╭─ EXTRACTED RECORDS
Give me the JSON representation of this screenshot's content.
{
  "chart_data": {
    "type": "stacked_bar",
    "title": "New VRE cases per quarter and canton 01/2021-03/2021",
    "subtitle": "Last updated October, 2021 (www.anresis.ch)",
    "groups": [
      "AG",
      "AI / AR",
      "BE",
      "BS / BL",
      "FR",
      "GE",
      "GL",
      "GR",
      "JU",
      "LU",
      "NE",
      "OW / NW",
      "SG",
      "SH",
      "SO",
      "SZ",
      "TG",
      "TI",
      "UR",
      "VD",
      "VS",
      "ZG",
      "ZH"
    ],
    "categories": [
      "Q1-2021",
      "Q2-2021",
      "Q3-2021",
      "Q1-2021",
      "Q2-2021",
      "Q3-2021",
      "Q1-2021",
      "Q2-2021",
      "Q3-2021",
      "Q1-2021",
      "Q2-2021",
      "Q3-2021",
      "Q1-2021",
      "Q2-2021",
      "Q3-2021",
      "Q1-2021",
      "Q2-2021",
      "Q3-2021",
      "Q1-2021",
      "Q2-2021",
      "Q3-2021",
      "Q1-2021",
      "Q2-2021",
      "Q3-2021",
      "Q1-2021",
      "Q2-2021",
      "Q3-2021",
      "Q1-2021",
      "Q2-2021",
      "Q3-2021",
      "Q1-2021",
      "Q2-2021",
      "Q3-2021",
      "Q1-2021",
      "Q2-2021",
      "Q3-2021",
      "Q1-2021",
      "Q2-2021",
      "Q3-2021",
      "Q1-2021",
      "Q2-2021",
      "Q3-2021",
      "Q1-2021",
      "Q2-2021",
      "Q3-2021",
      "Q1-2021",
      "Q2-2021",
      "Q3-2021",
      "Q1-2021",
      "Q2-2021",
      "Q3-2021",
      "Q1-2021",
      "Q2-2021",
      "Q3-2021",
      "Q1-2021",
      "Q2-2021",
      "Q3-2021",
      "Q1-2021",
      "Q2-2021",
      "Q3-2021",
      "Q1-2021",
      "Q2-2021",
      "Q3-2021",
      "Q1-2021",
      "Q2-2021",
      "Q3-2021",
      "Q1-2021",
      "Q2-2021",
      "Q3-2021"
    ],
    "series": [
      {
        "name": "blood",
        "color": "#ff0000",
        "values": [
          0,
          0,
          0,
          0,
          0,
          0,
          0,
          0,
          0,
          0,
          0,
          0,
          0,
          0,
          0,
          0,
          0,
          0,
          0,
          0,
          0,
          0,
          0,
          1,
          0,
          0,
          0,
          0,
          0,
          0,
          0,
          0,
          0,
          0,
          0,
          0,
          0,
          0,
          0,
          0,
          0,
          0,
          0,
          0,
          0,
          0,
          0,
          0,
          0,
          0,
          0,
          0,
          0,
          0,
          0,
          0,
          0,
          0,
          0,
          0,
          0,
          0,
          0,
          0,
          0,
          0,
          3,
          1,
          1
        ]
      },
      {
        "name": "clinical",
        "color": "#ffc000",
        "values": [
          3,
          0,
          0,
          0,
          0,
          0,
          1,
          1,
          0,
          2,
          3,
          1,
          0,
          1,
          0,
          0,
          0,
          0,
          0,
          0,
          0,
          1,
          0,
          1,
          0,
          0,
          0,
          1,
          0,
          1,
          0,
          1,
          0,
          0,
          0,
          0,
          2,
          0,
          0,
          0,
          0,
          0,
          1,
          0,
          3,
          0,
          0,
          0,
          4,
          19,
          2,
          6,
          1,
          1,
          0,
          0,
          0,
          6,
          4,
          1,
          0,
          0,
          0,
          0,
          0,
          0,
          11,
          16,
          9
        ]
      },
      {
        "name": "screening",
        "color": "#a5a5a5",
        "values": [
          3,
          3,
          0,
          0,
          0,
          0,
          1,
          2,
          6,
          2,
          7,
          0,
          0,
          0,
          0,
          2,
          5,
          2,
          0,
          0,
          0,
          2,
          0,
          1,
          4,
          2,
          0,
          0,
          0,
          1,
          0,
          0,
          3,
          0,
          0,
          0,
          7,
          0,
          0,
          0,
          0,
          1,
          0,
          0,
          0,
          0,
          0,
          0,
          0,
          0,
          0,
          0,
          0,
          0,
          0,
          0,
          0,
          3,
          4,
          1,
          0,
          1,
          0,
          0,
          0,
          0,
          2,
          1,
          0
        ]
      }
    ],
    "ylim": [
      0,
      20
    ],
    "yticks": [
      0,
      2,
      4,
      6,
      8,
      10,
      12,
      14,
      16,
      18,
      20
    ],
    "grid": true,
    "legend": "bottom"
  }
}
╰─
THE TASK
Count every line of the material above that holds the string "color", then state only the total.

RESULT OF THIS EXERCISE
3